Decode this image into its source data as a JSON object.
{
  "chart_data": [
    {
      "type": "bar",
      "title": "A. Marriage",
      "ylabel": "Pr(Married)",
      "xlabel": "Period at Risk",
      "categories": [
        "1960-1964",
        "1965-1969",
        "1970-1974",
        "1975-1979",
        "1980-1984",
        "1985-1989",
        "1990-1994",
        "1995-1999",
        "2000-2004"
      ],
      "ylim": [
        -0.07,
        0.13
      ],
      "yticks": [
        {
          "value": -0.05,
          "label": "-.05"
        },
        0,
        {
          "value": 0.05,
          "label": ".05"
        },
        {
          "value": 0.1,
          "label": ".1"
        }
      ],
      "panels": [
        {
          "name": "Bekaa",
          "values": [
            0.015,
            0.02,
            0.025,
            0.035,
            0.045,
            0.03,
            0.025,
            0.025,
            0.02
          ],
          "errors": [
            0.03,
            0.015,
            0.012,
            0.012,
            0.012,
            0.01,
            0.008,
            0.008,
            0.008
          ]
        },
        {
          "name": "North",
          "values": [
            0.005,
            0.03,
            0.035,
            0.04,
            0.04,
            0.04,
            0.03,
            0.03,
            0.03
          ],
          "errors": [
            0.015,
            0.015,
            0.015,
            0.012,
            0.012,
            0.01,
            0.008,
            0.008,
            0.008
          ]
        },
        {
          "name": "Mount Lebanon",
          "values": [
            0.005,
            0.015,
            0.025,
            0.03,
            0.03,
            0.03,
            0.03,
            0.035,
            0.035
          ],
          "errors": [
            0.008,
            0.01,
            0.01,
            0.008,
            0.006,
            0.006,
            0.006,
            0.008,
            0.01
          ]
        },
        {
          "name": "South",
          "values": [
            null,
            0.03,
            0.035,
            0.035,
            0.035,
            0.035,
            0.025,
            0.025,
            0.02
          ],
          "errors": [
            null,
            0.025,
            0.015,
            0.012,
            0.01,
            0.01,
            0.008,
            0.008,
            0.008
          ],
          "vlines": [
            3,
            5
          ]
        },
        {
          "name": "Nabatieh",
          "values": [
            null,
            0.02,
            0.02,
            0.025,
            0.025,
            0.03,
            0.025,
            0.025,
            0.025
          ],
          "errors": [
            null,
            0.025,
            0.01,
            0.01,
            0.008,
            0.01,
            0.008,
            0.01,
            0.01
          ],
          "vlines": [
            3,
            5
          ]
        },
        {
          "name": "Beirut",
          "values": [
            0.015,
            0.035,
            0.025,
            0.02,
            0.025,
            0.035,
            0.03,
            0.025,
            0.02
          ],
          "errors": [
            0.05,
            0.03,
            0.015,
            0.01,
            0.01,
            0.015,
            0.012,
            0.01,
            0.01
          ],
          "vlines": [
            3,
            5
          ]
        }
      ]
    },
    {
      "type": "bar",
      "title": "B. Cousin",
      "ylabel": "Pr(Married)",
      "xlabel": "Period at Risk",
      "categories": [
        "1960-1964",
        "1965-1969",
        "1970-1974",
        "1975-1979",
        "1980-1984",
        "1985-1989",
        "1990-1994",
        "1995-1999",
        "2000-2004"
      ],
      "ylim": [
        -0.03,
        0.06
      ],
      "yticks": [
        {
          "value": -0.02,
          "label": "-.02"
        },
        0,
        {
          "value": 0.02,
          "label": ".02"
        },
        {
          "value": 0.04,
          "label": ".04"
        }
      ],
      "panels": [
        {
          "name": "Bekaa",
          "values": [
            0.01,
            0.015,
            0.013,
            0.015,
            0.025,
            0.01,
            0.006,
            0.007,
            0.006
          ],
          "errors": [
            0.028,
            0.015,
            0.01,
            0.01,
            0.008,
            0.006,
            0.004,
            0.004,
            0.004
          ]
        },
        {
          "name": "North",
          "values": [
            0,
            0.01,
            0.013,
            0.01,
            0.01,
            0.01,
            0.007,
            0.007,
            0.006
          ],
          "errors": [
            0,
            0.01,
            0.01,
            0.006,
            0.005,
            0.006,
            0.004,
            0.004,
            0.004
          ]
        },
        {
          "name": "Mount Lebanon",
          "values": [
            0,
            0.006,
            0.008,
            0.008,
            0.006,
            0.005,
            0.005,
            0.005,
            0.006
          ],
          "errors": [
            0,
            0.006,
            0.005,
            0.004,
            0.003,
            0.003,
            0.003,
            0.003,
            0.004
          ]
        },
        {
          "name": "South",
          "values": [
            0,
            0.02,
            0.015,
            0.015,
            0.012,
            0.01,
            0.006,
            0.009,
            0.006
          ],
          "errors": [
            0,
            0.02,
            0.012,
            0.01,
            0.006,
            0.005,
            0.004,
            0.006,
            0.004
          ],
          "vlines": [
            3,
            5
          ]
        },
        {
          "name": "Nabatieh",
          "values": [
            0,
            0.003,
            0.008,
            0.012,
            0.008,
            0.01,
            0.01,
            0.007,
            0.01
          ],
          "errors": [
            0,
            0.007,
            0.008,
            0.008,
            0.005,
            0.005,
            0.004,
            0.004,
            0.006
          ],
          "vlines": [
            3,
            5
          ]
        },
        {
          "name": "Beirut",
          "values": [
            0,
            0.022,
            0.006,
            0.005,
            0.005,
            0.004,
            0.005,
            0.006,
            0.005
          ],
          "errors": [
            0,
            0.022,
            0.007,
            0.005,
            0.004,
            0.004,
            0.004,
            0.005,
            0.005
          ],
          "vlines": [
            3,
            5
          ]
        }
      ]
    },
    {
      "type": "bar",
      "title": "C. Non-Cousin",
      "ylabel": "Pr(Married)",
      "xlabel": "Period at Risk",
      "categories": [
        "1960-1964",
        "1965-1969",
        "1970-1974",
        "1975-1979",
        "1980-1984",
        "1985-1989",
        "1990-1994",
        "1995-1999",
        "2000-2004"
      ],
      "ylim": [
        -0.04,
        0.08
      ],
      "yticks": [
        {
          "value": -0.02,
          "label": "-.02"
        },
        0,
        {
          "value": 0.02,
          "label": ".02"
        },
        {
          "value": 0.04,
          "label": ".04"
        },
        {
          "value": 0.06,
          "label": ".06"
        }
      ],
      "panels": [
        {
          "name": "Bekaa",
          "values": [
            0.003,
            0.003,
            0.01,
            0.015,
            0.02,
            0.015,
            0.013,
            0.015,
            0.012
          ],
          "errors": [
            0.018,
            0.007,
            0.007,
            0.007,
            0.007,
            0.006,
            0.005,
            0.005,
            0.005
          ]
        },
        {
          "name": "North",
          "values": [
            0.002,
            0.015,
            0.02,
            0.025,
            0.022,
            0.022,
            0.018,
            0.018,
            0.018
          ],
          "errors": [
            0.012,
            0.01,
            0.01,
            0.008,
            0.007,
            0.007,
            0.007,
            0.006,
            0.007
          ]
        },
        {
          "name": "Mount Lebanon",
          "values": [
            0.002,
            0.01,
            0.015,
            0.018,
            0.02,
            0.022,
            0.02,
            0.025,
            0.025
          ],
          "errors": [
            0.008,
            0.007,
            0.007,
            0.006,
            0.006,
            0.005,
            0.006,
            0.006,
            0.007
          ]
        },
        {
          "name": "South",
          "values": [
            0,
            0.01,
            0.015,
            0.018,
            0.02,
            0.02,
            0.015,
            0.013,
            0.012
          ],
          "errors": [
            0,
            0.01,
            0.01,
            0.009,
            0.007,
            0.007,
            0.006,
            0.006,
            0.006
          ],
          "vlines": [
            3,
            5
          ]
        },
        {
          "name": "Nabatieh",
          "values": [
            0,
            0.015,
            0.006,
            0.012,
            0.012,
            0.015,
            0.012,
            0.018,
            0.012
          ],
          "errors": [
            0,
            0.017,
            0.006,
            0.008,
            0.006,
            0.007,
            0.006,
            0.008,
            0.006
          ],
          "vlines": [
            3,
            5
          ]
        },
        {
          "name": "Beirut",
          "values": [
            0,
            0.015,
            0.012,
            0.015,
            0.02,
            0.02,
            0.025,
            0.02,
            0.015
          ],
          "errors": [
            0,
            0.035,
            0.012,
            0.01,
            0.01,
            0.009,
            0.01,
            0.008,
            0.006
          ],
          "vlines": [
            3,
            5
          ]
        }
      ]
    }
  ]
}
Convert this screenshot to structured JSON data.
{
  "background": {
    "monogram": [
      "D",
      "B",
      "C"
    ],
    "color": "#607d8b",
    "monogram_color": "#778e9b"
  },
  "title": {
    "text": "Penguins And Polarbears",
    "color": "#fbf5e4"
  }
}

····················

Reproduce the records above exactly, starting with the line that contains "Convert this screenshot" and ending with the last line.

WRITTEN SOLUTION:
Convert this screenshot to structured JSON data.
{
  "background": {
    "monogram": [
      "D",
      "B",
      "C"
    ],
    "color": "#607d8b",
    "monogram_color": "#778e9b"
  },
  "title": {
    "text": "Penguins And Polarbears",
    "color": "#fbf5e4"
  }
}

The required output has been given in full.